Output the entries word for word. Omit images.

[start of Data section]

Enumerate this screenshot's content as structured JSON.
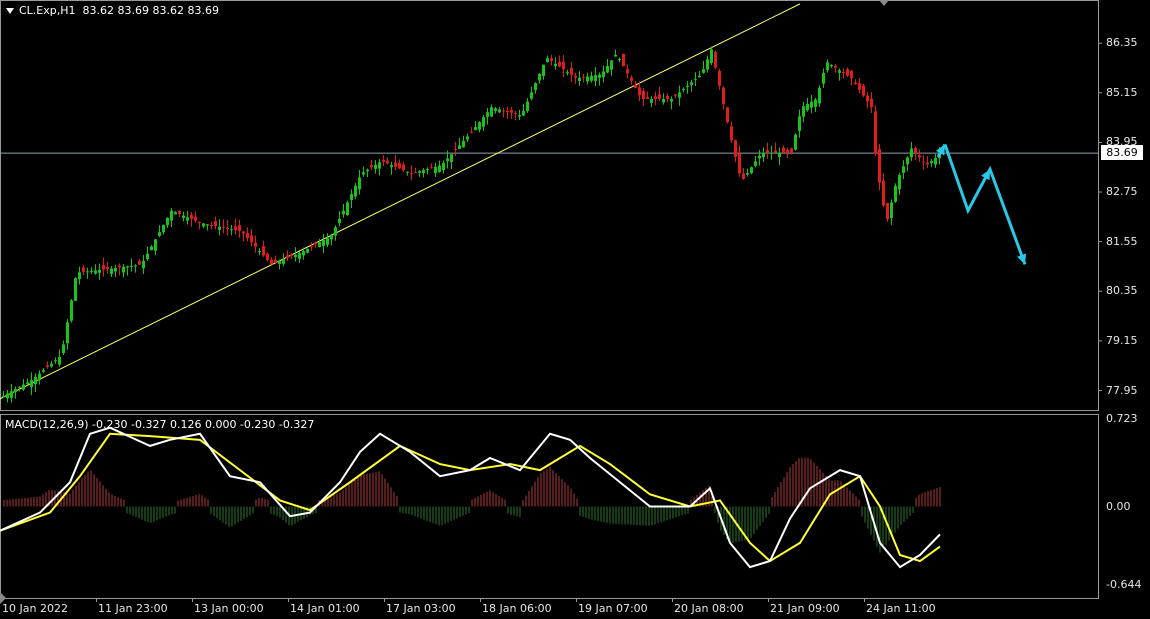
{
  "header": {
    "symbol_label": "CL.Exp,H1",
    "ohlc": "83.62 83.69 83.62 83.69"
  },
  "macd_header": {
    "label": "MACD(12,26,9)",
    "values": "-0.230 -0.327 0.126 0.000 -0.230 -0.327"
  },
  "current_price": "83.69",
  "price_axis": [
    "86.35",
    "85.15",
    "83.95",
    "82.75",
    "81.55",
    "80.35",
    "79.15",
    "77.95"
  ],
  "macd_axis": [
    "0.723",
    "0.00",
    "-0.644"
  ],
  "time_axis": [
    "10 Jan 2022",
    "11 Jan 23:00",
    "13 Jan 00:00",
    "14 Jan 01:00",
    "17 Jan 03:00",
    "18 Jan 06:00",
    "19 Jan 07:00",
    "20 Jan 08:00",
    "21 Jan 09:00",
    "24 Jan 11:00"
  ],
  "colors": {
    "background": "#000000",
    "bull": "#19c419",
    "bear": "#e01c1c",
    "trendline": "#ffff66",
    "macd_main": "#ffffff",
    "macd_signal": "#ffff33",
    "hist_pos": "#b33a3a",
    "hist_neg": "#2a7a2a",
    "forecast_arrow": "#28c8e6"
  },
  "chart_data": [
    {
      "type": "line",
      "panel": "price",
      "ylim": [
        77.6,
        87.2
      ],
      "x_range": [
        0,
        1100
      ],
      "series": [
        {
          "values_xy": [
            [
              0,
              77.8
            ],
            [
              30,
              78.2
            ],
            [
              60,
              78.8
            ],
            [
              75,
              80.8
            ],
            [
              110,
              80.9
            ],
            [
              140,
              81.0
            ],
            [
              170,
              82.3
            ],
            [
              200,
              82.0
            ],
            [
              240,
              81.8
            ],
            [
              270,
              81.0
            ],
            [
              300,
              81.3
            ],
            [
              330,
              81.7
            ],
            [
              360,
              83.2
            ],
            [
              380,
              83.5
            ],
            [
              410,
              83.2
            ],
            [
              440,
              83.4
            ],
            [
              470,
              84.2
            ],
            [
              490,
              84.8
            ],
            [
              520,
              84.6
            ],
            [
              545,
              86.0
            ],
            [
              575,
              85.5
            ],
            [
              600,
              85.6
            ],
            [
              615,
              86.1
            ],
            [
              640,
              85.0
            ],
            [
              670,
              85.0
            ],
            [
              700,
              85.6
            ],
            [
              710,
              86.2
            ],
            [
              730,
              84.0
            ],
            [
              740,
              83.0
            ],
            [
              760,
              83.7
            ],
            [
              790,
              83.7
            ],
            [
              800,
              84.8
            ],
            [
              815,
              85.0
            ],
            [
              825,
              85.9
            ],
            [
              850,
              85.5
            ],
            [
              870,
              84.8
            ],
            [
              875,
              83.4
            ],
            [
              885,
              82.0
            ],
            [
              895,
              83.0
            ],
            [
              910,
              83.8
            ],
            [
              925,
              83.4
            ],
            [
              940,
              83.69
            ]
          ]
        },
        {
          "name": "forecast",
          "values_xy": [
            [
              945,
              83.9
            ],
            [
              968,
              82.3
            ],
            [
              990,
              83.3
            ],
            [
              1025,
              81.0
            ]
          ]
        },
        {
          "name": "trendline",
          "values_xy": [
            [
              0,
              77.75
            ],
            [
              800,
              87.3
            ]
          ]
        }
      ]
    },
    {
      "type": "line",
      "panel": "macd",
      "ylim": [
        -0.73,
        0.73
      ],
      "series": [
        {
          "name": "main",
          "values_xy": [
            [
              0,
              -0.2
            ],
            [
              40,
              -0.05
            ],
            [
              70,
              0.2
            ],
            [
              90,
              0.6
            ],
            [
              110,
              0.65
            ],
            [
              150,
              0.5
            ],
            [
              170,
              0.55
            ],
            [
              200,
              0.6
            ],
            [
              230,
              0.25
            ],
            [
              260,
              0.2
            ],
            [
              290,
              -0.08
            ],
            [
              310,
              -0.05
            ],
            [
              340,
              0.2
            ],
            [
              360,
              0.45
            ],
            [
              380,
              0.6
            ],
            [
              410,
              0.45
            ],
            [
              440,
              0.25
            ],
            [
              470,
              0.3
            ],
            [
              490,
              0.4
            ],
            [
              520,
              0.3
            ],
            [
              550,
              0.6
            ],
            [
              570,
              0.55
            ],
            [
              590,
              0.4
            ],
            [
              620,
              0.2
            ],
            [
              650,
              0.0
            ],
            [
              690,
              0.0
            ],
            [
              710,
              0.15
            ],
            [
              730,
              -0.3
            ],
            [
              750,
              -0.5
            ],
            [
              770,
              -0.45
            ],
            [
              790,
              -0.1
            ],
            [
              810,
              0.15
            ],
            [
              840,
              0.3
            ],
            [
              860,
              0.25
            ],
            [
              880,
              -0.3
            ],
            [
              900,
              -0.5
            ],
            [
              920,
              -0.4
            ],
            [
              940,
              -0.23
            ]
          ]
        },
        {
          "name": "signal",
          "values_xy": [
            [
              0,
              -0.2
            ],
            [
              50,
              -0.05
            ],
            [
              80,
              0.25
            ],
            [
              110,
              0.6
            ],
            [
              150,
              0.58
            ],
            [
              200,
              0.55
            ],
            [
              240,
              0.3
            ],
            [
              280,
              0.05
            ],
            [
              310,
              -0.03
            ],
            [
              350,
              0.2
            ],
            [
              400,
              0.5
            ],
            [
              440,
              0.35
            ],
            [
              470,
              0.3
            ],
            [
              510,
              0.35
            ],
            [
              540,
              0.3
            ],
            [
              580,
              0.5
            ],
            [
              610,
              0.35
            ],
            [
              650,
              0.1
            ],
            [
              690,
              0.0
            ],
            [
              720,
              0.05
            ],
            [
              750,
              -0.3
            ],
            [
              770,
              -0.45
            ],
            [
              800,
              -0.3
            ],
            [
              830,
              0.1
            ],
            [
              860,
              0.25
            ],
            [
              880,
              0.0
            ],
            [
              900,
              -0.4
            ],
            [
              920,
              -0.45
            ],
            [
              940,
              -0.33
            ]
          ]
        }
      ]
    }
  ]
}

[end of Data section]

**Right answer**
Enumerate this screenshot's content as structured JSON.
{
  "header": {
    "symbol_label": "CL.Exp,H1",
    "ohlc": "83.62 83.69 83.62 83.69"
  },
  "macd_header": {
    "label": "MACD(12,26,9)",
    "values": "-0.230 -0.327 0.126 0.000 -0.230 -0.327"
  },
  "current_price": "83.69",
  "price_axis": [
    "86.35",
    "85.15",
    "83.95",
    "82.75",
    "81.55",
    "80.35",
    "79.15",
    "77.95"
  ],
  "macd_axis": [
    "0.723",
    "0.00",
    "-0.644"
  ],
  "time_axis": [
    "10 Jan 2022",
    "11 Jan 23:00",
    "13 Jan 00:00",
    "14 Jan 01:00",
    "17 Jan 03:00",
    "18 Jan 06:00",
    "19 Jan 07:00",
    "20 Jan 08:00",
    "21 Jan 09:00",
    "24 Jan 11:00"
  ],
  "colors": {
    "background": "#000000",
    "bull": "#19c419",
    "bear": "#e01c1c",
    "trendline": "#ffff66",
    "macd_main": "#ffffff",
    "macd_signal": "#ffff33",
    "hist_pos": "#b33a3a",
    "hist_neg": "#2a7a2a",
    "forecast_arrow": "#28c8e6"
  },
  "chart_data": [
    {
      "type": "line",
      "panel": "price",
      "ylim": [
        77.6,
        87.2
      ],
      "x_range": [
        0,
        1100
      ],
      "series": [
        {
          "values_xy": [
            [
              0,
              77.8
            ],
            [
              30,
              78.2
            ],
            [
              60,
              78.8
            ],
            [
              75,
              80.8
            ],
            [
              110,
              80.9
            ],
            [
              140,
              81.0
            ],
            [
              170,
              82.3
            ],
            [
              200,
              82.0
            ],
            [
              240,
              81.8
            ],
            [
              270,
              81.0
            ],
            [
              300,
              81.3
            ],
            [
              330,
              81.7
            ],
            [
              360,
              83.2
            ],
            [
              380,
              83.5
            ],
            [
              410,
              83.2
            ],
            [
              440,
              83.4
            ],
            [
              470,
              84.2
            ],
            [
              490,
              84.8
            ],
            [
              520,
              84.6
            ],
            [
              545,
              86.0
            ],
            [
              575,
              85.5
            ],
            [
              600,
              85.6
            ],
            [
              615,
              86.1
            ],
            [
              640,
              85.0
            ],
            [
              670,
              85.0
            ],
            [
              700,
              85.6
            ],
            [
              710,
              86.2
            ],
            [
              730,
              84.0
            ],
            [
              740,
              83.0
            ],
            [
              760,
              83.7
            ],
            [
              790,
              83.7
            ],
            [
              800,
              84.8
            ],
            [
              815,
              85.0
            ],
            [
              825,
              85.9
            ],
            [
              850,
              85.5
            ],
            [
              870,
              84.8
            ],
            [
              875,
              83.4
            ],
            [
              885,
              82.0
            ],
            [
              895,
              83.0
            ],
            [
              910,
              83.8
            ],
            [
              925,
              83.4
            ],
            [
              940,
              83.69
            ]
          ]
        },
        {
          "name": "forecast",
          "values_xy": [
            [
              945,
              83.9
            ],
            [
              968,
              82.3
            ],
            [
              990,
              83.3
            ],
            [
              1025,
              81.0
            ]
          ]
        },
        {
          "name": "trendline",
          "values_xy": [
            [
              0,
              77.75
            ],
            [
              800,
              87.3
            ]
          ]
        }
      ]
    },
    {
      "type": "line",
      "panel": "macd",
      "ylim": [
        -0.73,
        0.73
      ],
      "series": [
        {
          "name": "main",
          "values_xy": [
            [
              0,
              -0.2
            ],
            [
              40,
              -0.05
            ],
            [
              70,
              0.2
            ],
            [
              90,
              0.6
            ],
            [
              110,
              0.65
            ],
            [
              150,
              0.5
            ],
            [
              170,
              0.55
            ],
            [
              200,
              0.6
            ],
            [
              230,
              0.25
            ],
            [
              260,
              0.2
            ],
            [
              290,
              -0.08
            ],
            [
              310,
              -0.05
            ],
            [
              340,
              0.2
            ],
            [
              360,
              0.45
            ],
            [
              380,
              0.6
            ],
            [
              410,
              0.45
            ],
            [
              440,
              0.25
            ],
            [
              470,
              0.3
            ],
            [
              490,
              0.4
            ],
            [
              520,
              0.3
            ],
            [
              550,
              0.6
            ],
            [
              570,
              0.55
            ],
            [
              590,
              0.4
            ],
            [
              620,
              0.2
            ],
            [
              650,
              0.0
            ],
            [
              690,
              0.0
            ],
            [
              710,
              0.15
            ],
            [
              730,
              -0.3
            ],
            [
              750,
              -0.5
            ],
            [
              770,
              -0.45
            ],
            [
              790,
              -0.1
            ],
            [
              810,
              0.15
            ],
            [
              840,
              0.3
            ],
            [
              860,
              0.25
            ],
            [
              880,
              -0.3
            ],
            [
              900,
              -0.5
            ],
            [
              920,
              -0.4
            ],
            [
              940,
              -0.23
            ]
          ]
        },
        {
          "name": "signal",
          "values_xy": [
            [
              0,
              -0.2
            ],
            [
              50,
              -0.05
            ],
            [
              80,
              0.25
            ],
            [
              110,
              0.6
            ],
            [
              150,
              0.58
            ],
            [
              200,
              0.55
            ],
            [
              240,
              0.3
            ],
            [
              280,
              0.05
            ],
            [
              310,
              -0.03
            ],
            [
              350,
              0.2
            ],
            [
              400,
              0.5
            ],
            [
              440,
              0.35
            ],
            [
              470,
              0.3
            ],
            [
              510,
              0.35
            ],
            [
              540,
              0.3
            ],
            [
              580,
              0.5
            ],
            [
              610,
              0.35
            ],
            [
              650,
              0.1
            ],
            [
              690,
              0.0
            ],
            [
              720,
              0.05
            ],
            [
              750,
              -0.3
            ],
            [
              770,
              -0.45
            ],
            [
              800,
              -0.3
            ],
            [
              830,
              0.1
            ],
            [
              860,
              0.25
            ],
            [
              880,
              0.0
            ],
            [
              900,
              -0.4
            ],
            [
              920,
              -0.45
            ],
            [
              940,
              -0.33
            ]
          ]
        }
      ]
    }
  ]
}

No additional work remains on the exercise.